TASK DETAILS
Check each line of the records below for the word "Farbenplatten" and copy those where it appears.

DATA EXTRACT
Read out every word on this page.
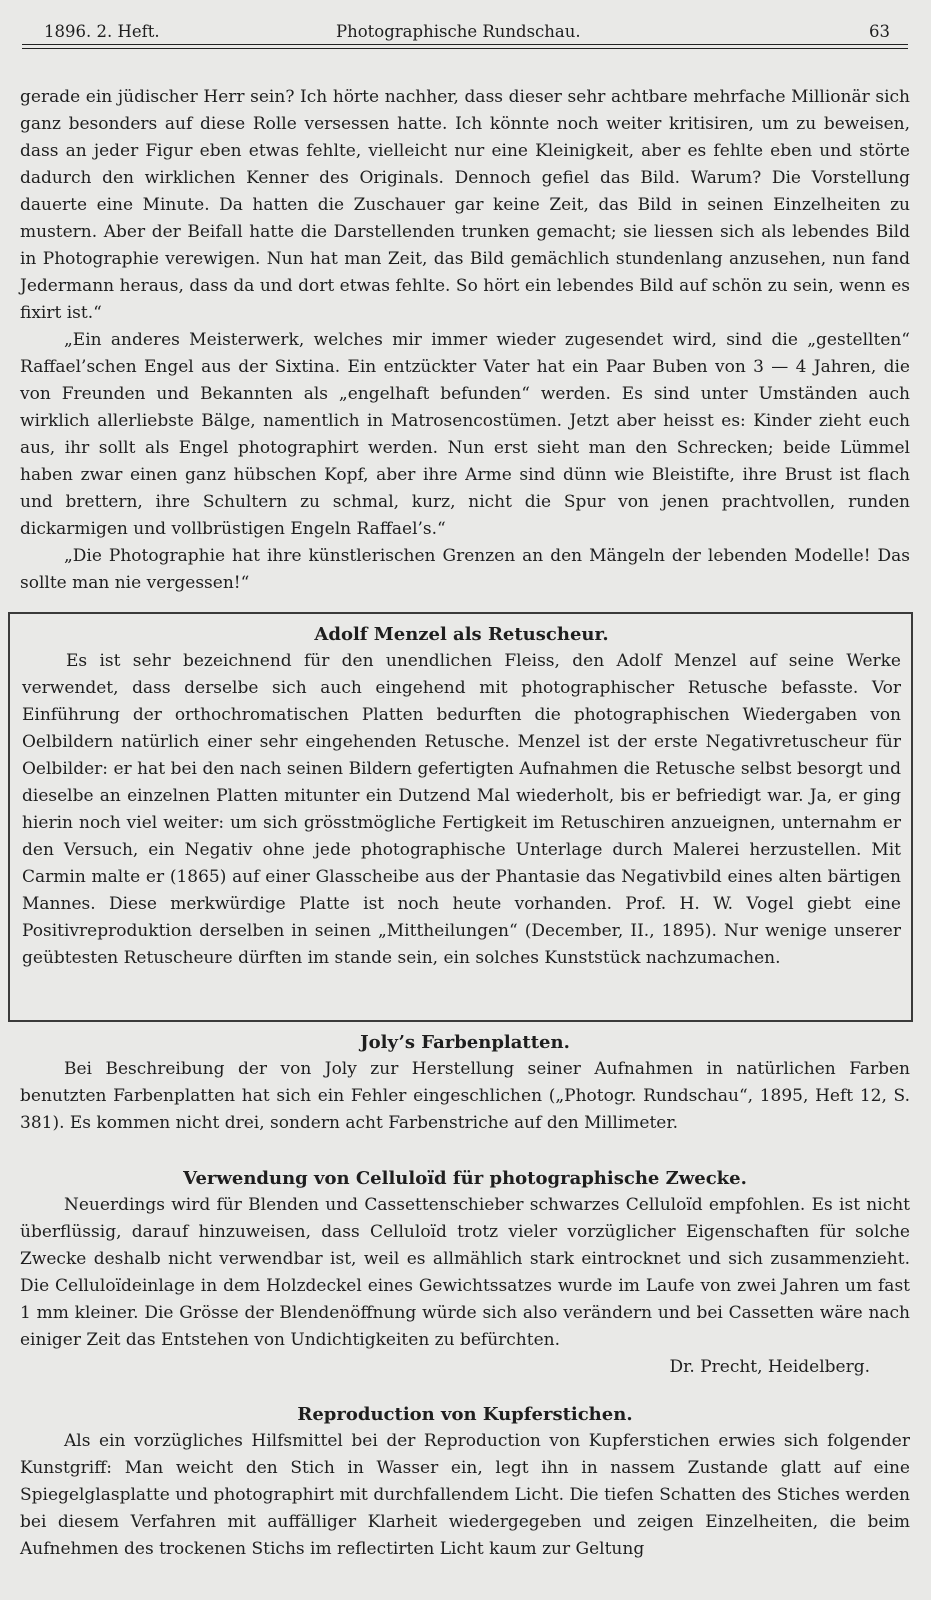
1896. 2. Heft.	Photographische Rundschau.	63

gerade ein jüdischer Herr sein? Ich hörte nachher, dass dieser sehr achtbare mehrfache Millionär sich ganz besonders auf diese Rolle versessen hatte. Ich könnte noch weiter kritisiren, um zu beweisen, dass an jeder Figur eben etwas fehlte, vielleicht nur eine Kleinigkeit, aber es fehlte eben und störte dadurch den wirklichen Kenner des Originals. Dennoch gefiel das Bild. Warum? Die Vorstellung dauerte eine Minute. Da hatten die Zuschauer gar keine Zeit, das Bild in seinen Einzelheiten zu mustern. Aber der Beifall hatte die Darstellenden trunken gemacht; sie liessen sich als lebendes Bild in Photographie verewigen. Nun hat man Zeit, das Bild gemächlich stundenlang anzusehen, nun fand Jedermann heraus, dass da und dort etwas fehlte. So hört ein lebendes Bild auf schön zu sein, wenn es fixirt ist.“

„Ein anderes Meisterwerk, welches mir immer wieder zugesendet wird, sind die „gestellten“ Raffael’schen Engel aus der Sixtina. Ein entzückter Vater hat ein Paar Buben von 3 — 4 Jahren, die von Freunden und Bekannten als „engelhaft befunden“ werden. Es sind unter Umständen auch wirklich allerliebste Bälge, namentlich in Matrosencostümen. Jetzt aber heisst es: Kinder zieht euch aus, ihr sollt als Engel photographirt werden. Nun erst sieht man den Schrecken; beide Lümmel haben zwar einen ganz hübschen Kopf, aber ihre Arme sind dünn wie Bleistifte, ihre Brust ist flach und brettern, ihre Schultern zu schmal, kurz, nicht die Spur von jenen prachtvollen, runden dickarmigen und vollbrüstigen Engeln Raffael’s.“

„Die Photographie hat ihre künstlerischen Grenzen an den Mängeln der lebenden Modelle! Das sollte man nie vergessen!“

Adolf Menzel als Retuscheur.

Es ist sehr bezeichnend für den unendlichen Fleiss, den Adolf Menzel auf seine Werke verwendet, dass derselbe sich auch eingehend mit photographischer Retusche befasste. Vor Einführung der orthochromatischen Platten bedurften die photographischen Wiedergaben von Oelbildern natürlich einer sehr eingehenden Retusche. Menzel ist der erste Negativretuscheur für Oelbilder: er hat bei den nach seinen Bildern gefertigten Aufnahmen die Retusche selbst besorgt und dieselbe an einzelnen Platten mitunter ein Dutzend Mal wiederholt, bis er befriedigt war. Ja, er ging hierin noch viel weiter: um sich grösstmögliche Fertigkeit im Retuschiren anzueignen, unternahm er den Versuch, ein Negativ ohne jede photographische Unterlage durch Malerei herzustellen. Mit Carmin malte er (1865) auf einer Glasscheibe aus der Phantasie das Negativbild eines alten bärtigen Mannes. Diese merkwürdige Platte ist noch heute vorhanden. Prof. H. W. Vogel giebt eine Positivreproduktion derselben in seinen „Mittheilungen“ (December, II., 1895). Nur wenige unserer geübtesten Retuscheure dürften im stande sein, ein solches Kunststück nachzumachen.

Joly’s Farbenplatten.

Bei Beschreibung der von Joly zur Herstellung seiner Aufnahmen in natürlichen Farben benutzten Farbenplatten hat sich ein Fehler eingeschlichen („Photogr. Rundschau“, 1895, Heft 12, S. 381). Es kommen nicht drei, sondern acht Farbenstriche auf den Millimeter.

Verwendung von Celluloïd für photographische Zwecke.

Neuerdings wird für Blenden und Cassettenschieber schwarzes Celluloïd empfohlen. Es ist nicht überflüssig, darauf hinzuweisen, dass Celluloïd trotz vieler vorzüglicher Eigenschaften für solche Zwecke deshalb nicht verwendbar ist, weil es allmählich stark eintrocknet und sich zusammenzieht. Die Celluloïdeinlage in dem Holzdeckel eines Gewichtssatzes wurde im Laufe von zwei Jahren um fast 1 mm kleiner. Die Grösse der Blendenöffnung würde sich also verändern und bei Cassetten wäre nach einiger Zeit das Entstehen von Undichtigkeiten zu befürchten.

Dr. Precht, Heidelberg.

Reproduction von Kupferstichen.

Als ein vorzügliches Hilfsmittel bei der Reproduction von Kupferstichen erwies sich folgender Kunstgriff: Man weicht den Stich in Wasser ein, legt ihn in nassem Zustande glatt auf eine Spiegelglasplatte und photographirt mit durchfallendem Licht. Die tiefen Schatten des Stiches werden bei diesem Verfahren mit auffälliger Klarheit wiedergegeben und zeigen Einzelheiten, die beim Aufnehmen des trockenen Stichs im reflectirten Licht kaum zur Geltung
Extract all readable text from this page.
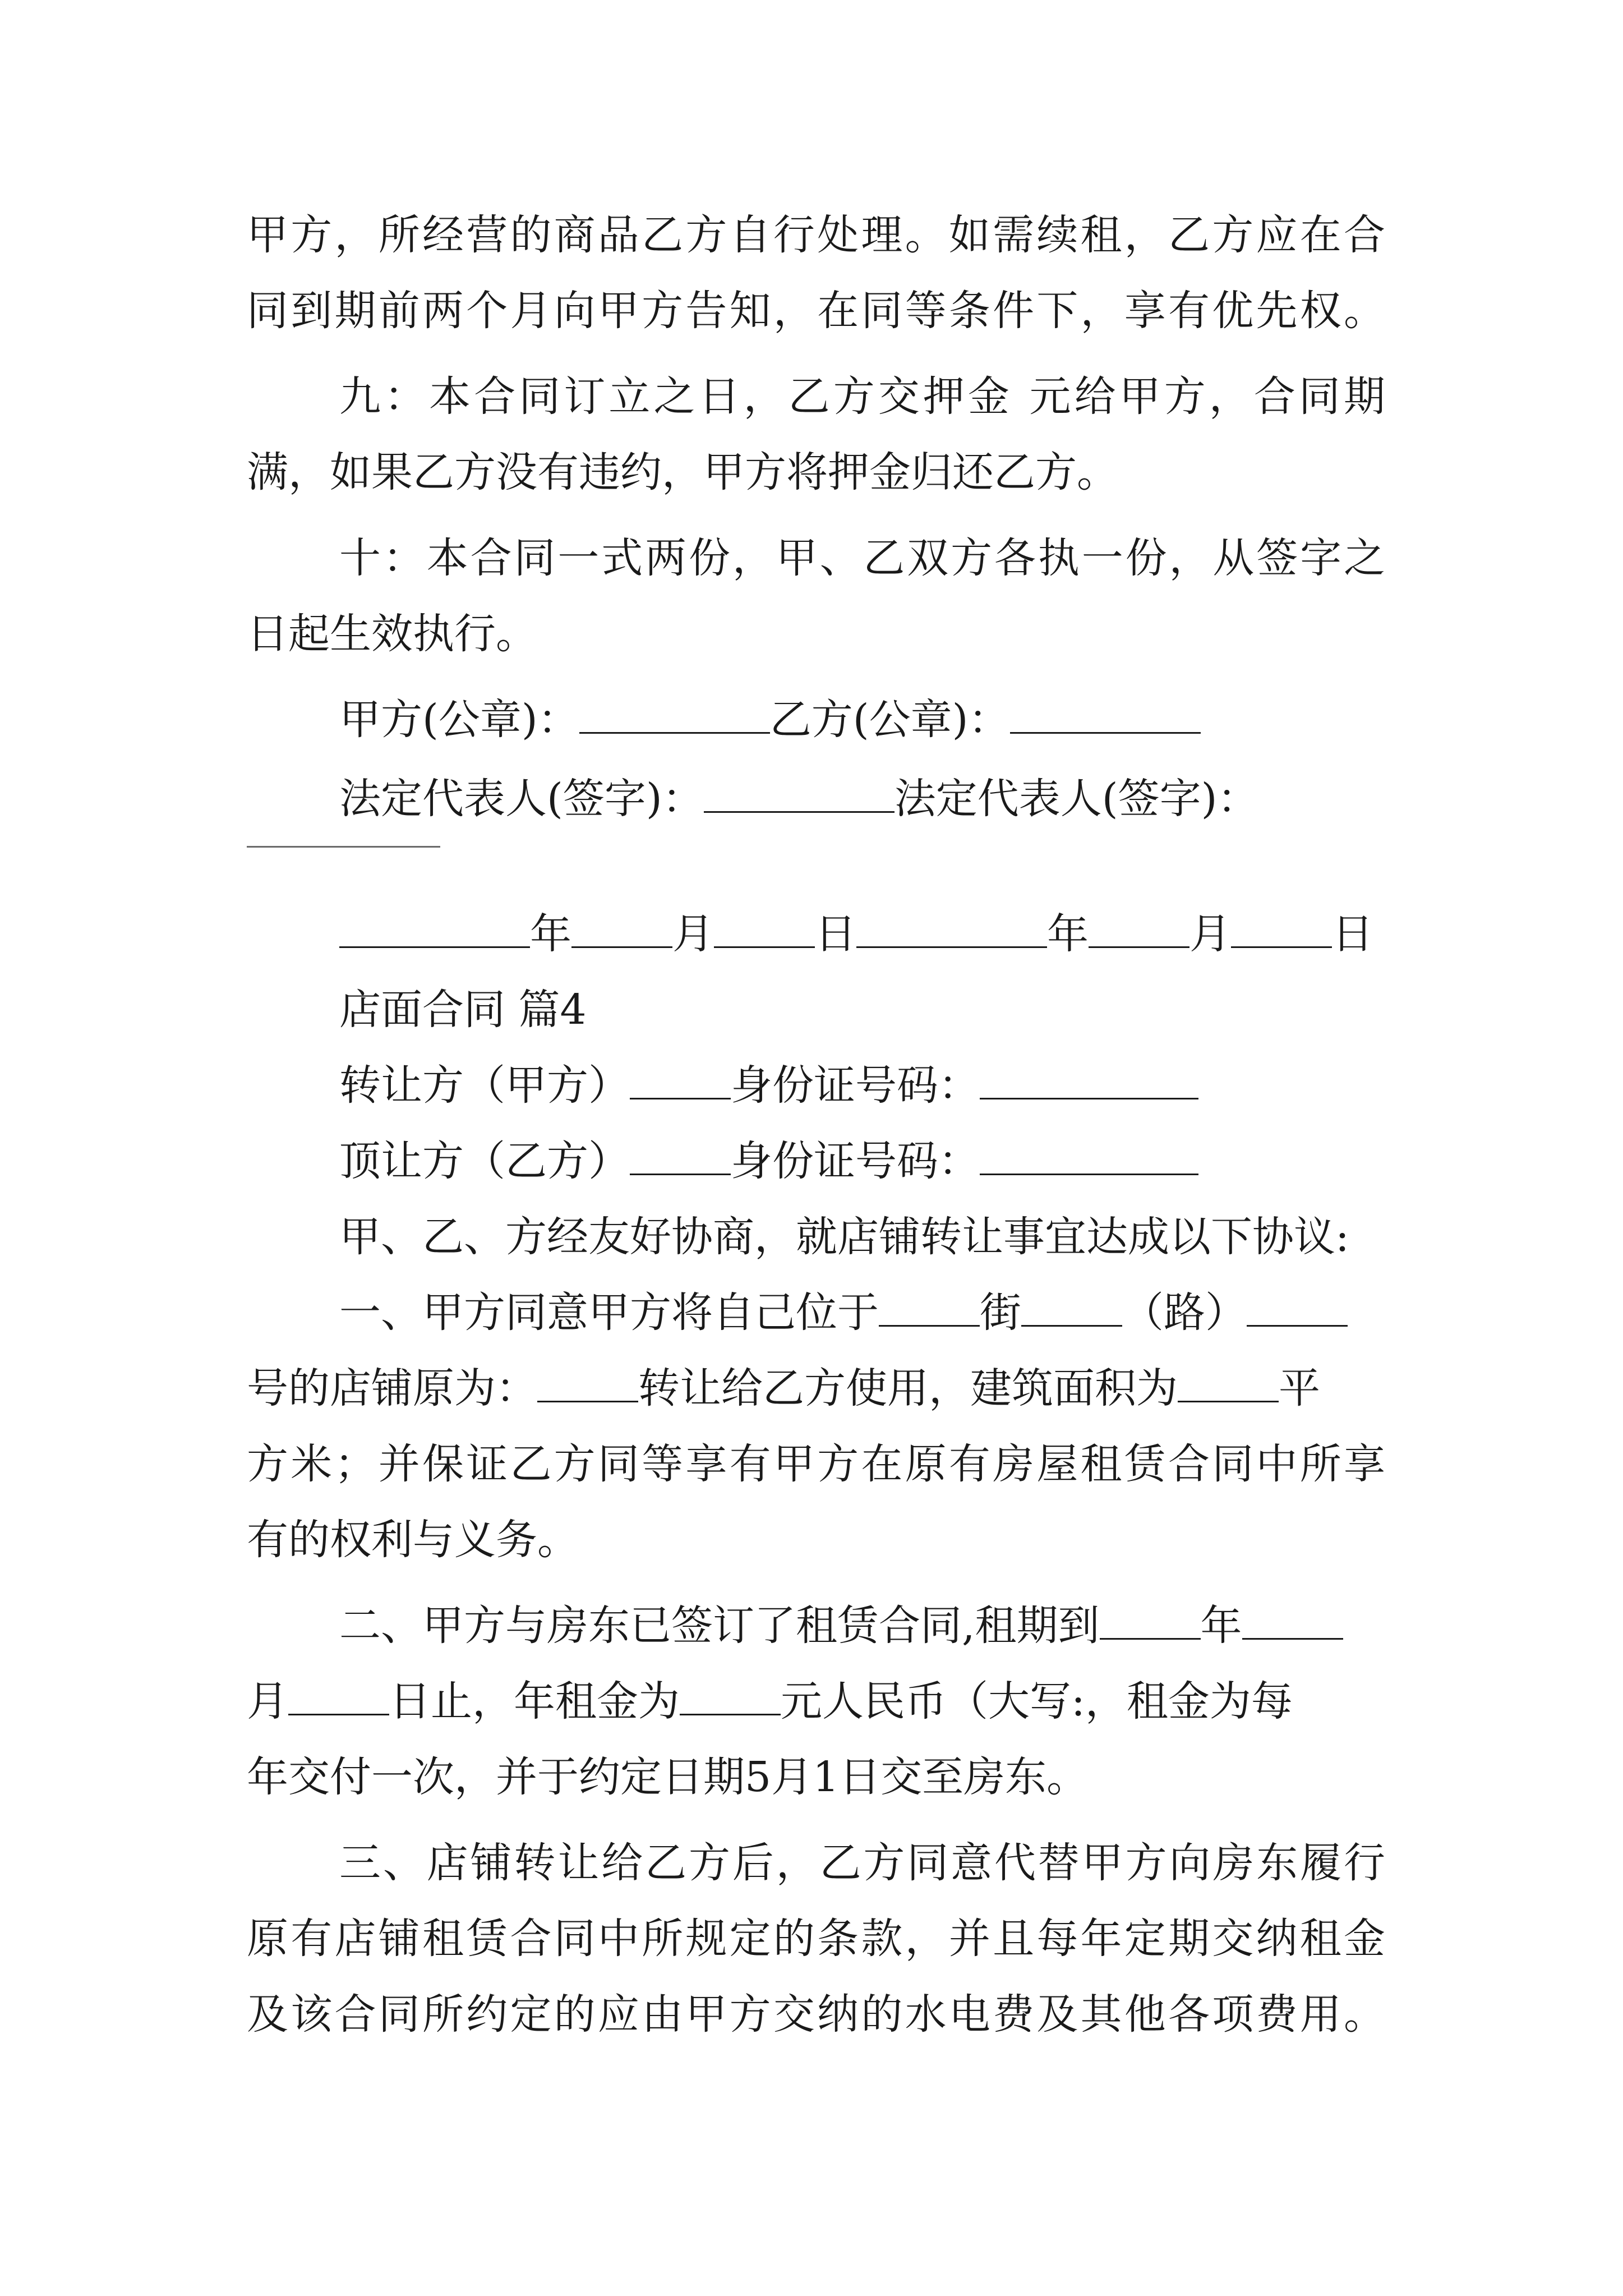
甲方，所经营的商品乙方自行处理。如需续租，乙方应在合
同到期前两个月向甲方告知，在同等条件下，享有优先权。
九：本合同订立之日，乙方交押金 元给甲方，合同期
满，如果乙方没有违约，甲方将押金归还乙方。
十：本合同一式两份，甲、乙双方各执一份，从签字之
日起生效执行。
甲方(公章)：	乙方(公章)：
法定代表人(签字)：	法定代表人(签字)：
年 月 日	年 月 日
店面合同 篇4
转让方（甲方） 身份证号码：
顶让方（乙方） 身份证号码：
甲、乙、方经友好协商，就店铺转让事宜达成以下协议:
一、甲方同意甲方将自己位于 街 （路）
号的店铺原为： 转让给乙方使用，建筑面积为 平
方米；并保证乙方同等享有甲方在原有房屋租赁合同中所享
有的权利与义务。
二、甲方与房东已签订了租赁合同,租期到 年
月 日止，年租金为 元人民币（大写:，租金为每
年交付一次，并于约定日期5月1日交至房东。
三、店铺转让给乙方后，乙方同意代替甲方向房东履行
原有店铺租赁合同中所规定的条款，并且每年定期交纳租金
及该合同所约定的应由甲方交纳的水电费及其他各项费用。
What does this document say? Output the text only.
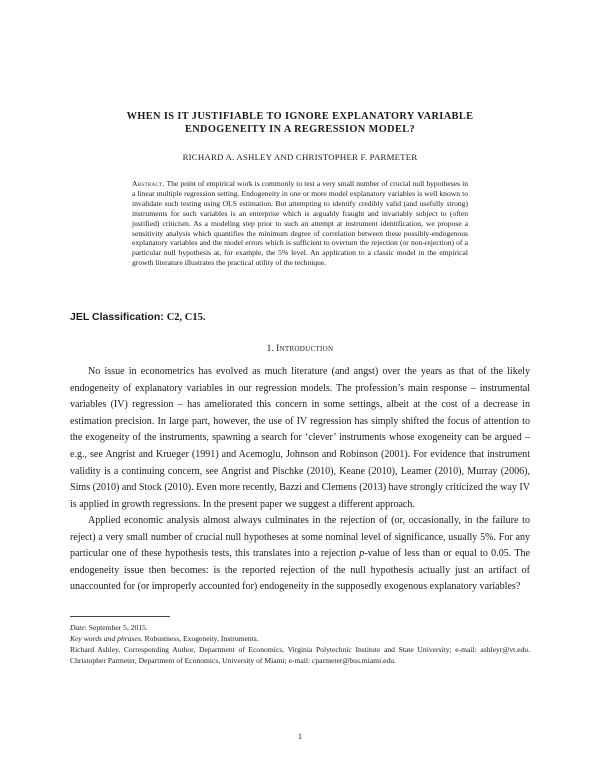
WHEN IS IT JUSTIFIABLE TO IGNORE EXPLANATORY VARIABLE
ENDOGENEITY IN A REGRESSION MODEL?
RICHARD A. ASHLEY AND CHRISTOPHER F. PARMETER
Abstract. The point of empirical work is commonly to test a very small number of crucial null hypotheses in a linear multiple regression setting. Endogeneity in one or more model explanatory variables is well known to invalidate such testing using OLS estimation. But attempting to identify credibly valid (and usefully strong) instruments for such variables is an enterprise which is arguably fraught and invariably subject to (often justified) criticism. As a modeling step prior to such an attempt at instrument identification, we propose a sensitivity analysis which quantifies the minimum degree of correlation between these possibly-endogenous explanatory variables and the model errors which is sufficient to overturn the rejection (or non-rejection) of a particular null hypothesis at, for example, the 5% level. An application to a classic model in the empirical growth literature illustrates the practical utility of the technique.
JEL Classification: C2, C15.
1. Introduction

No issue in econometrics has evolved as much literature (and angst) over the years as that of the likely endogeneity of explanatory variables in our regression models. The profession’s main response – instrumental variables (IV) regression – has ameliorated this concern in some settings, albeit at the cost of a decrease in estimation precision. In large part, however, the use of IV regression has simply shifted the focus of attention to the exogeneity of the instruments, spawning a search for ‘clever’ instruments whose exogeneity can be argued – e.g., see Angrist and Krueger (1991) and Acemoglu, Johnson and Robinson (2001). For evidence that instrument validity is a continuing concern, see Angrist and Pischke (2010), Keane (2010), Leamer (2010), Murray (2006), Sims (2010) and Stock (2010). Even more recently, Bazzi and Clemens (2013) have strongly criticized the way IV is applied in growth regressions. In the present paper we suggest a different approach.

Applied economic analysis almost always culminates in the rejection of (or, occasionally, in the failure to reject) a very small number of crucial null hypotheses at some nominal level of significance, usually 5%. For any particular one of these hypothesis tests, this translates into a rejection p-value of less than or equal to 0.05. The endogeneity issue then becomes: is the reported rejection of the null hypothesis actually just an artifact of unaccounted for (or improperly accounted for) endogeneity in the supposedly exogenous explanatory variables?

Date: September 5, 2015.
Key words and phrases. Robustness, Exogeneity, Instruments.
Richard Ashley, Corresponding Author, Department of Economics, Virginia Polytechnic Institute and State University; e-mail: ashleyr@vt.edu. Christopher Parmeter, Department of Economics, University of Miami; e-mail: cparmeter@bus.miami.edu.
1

TASK ANSWER
Joly’s Farbenplatten.
Bei Beschreibung der von Joly zur Herstellung seiner Aufnahmen in natürlichen Farben benutzten Farbenplatten hat sich ein Fehler eingeschlichen („Photogr. Rundschau“, 1895, Heft 12, S. 381). Es kommen nicht drei, sondern acht Farbenstriche auf den Millimeter.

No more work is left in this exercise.